[Task to carry out]:
Determine how many lines in these records hold "định". Only the number is wanted.

[Input records]:
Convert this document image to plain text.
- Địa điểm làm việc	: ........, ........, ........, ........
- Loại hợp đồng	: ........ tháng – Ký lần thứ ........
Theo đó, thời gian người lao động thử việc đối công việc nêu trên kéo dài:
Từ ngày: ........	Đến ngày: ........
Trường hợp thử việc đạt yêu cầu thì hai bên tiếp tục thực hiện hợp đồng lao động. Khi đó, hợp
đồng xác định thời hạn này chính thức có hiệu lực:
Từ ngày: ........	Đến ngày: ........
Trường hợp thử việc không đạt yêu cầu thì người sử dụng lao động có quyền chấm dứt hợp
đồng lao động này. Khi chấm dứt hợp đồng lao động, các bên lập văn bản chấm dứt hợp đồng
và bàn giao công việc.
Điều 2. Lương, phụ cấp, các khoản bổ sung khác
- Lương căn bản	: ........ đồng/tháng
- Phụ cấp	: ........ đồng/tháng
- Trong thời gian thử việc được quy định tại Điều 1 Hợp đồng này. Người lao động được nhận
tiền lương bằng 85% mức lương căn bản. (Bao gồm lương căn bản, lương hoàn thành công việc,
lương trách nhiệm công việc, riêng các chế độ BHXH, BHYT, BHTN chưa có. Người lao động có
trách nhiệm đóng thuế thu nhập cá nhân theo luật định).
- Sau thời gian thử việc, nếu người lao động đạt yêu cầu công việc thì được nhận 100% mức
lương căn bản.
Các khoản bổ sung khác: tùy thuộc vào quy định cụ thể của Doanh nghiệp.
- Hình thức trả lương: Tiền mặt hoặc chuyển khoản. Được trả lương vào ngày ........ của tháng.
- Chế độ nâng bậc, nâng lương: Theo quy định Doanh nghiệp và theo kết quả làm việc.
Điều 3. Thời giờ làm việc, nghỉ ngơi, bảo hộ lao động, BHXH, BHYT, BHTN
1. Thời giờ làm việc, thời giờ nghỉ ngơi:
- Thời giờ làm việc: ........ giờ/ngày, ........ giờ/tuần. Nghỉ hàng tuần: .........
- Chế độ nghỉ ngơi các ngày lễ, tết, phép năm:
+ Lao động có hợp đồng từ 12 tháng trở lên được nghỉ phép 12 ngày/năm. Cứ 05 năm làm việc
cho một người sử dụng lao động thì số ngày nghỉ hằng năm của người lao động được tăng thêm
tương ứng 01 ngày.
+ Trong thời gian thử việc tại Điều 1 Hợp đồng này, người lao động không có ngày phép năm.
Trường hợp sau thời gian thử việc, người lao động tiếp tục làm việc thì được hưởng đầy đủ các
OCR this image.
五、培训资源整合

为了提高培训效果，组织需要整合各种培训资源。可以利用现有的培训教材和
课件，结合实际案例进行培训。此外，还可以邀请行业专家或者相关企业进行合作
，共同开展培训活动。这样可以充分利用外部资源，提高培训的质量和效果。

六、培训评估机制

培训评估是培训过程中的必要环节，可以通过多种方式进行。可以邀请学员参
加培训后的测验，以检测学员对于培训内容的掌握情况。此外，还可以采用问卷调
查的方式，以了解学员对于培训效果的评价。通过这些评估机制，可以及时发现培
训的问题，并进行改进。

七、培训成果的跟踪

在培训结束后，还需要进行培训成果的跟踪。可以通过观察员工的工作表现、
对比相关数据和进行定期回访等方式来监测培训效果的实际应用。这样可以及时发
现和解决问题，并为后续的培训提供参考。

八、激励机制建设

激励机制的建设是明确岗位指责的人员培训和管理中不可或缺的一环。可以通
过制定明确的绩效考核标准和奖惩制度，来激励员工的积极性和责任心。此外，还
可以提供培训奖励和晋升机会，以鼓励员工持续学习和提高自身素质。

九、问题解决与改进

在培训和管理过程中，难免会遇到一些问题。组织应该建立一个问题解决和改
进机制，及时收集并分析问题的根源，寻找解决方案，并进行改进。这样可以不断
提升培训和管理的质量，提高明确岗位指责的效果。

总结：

[Finished task]:
5